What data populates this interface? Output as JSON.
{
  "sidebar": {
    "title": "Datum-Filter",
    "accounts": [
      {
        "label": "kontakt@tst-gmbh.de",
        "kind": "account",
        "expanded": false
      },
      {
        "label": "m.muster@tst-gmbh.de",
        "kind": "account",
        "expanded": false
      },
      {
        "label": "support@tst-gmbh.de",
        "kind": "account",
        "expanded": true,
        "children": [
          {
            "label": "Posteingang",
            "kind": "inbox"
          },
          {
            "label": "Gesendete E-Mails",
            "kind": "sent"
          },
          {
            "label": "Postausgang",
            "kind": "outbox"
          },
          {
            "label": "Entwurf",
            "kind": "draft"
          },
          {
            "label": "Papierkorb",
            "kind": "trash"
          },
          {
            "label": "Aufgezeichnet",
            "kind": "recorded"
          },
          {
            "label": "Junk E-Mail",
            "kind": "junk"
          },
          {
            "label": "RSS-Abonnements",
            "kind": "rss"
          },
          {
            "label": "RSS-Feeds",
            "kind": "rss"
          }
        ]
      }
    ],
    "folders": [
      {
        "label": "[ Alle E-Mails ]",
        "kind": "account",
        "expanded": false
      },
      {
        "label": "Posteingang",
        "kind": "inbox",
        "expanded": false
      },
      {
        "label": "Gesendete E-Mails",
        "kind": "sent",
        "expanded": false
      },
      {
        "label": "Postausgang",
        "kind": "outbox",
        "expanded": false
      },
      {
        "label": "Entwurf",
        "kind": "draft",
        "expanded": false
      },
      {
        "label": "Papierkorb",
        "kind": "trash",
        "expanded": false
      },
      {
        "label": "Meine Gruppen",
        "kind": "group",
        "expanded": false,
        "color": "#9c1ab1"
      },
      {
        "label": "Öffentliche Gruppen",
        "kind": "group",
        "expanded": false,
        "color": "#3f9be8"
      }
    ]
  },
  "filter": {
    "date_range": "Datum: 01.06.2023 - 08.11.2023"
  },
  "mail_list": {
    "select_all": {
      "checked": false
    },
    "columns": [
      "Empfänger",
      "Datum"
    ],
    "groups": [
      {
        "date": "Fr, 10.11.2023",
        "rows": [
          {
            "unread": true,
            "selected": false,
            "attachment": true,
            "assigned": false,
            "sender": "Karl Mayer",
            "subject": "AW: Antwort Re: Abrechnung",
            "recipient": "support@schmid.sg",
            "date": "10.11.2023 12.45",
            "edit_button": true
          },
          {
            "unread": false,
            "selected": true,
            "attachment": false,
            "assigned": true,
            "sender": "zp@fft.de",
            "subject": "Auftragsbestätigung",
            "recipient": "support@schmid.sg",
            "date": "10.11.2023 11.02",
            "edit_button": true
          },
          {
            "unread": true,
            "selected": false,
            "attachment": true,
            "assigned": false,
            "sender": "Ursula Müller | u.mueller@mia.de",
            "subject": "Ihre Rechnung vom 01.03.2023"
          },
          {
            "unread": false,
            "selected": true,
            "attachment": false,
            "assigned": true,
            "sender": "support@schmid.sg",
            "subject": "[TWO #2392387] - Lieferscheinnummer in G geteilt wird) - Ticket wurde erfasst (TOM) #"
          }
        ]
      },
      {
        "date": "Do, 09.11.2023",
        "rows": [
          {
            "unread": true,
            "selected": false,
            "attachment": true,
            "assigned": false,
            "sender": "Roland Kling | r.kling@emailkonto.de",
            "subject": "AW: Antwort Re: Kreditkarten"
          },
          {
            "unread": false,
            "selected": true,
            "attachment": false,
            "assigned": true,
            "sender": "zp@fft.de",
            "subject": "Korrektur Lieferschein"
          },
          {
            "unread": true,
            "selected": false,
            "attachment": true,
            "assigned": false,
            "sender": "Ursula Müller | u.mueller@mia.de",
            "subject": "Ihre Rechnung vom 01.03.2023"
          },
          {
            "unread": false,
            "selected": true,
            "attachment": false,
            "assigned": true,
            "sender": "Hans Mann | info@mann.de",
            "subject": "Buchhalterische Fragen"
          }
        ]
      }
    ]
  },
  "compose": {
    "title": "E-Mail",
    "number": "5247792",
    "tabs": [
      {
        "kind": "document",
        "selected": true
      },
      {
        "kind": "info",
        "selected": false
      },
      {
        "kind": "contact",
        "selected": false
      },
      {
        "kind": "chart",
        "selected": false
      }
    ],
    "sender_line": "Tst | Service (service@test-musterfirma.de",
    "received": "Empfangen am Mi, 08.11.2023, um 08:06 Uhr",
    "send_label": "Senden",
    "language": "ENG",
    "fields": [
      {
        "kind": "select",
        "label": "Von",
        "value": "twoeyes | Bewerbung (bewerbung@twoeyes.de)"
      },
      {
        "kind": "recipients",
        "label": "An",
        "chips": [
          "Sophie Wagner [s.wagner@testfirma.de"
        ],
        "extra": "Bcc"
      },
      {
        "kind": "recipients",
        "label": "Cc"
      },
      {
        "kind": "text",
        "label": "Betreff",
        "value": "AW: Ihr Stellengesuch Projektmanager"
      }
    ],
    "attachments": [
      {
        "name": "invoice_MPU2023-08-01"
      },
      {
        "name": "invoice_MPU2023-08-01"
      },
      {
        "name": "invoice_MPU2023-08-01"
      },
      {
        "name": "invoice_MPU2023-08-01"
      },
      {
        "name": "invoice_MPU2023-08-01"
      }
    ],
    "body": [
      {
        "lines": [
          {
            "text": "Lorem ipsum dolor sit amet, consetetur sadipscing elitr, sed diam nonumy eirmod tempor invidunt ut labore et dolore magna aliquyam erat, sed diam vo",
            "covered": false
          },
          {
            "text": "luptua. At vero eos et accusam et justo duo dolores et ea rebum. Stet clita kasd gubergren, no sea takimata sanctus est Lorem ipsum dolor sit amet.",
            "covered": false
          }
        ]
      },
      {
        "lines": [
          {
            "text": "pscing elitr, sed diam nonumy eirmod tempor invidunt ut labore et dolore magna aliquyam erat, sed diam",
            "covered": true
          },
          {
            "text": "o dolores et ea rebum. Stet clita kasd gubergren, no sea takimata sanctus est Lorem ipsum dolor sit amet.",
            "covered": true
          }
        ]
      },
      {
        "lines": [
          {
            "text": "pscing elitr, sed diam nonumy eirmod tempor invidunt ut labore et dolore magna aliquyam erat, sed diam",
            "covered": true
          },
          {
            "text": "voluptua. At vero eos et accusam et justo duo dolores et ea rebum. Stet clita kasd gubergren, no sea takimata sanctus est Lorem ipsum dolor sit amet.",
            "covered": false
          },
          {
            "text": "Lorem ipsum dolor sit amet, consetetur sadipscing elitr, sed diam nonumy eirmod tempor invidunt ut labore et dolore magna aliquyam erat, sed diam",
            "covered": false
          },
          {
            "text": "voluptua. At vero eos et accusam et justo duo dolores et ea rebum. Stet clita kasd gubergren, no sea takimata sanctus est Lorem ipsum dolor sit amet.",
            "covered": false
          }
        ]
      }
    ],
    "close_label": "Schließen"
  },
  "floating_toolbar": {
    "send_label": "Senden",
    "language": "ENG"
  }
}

-------

REQUIREMENT:
Filter out every line that lacks the word "subject", and copy the rest.

SOLUTION TO THE PROBLEM:
            "subject": "AW: Antwort Re: Abrechnung",
            "subject": "Auftragsbestätigung",
            "subject": "Ihre Rechnung vom 01.03.2023"
            "subject": "[TWO #2392387] - Lieferscheinnummer in G geteilt wird) - Ticket wurde erfasst (TOM) #"
            "subject": "AW: Antwort Re: Kreditkarten"
            "subject": "Korrektur Lieferschein"
            "subject": "Ihre Rechnung vom 01.03.2023"
            "subject": "Buchhalterische Fragen"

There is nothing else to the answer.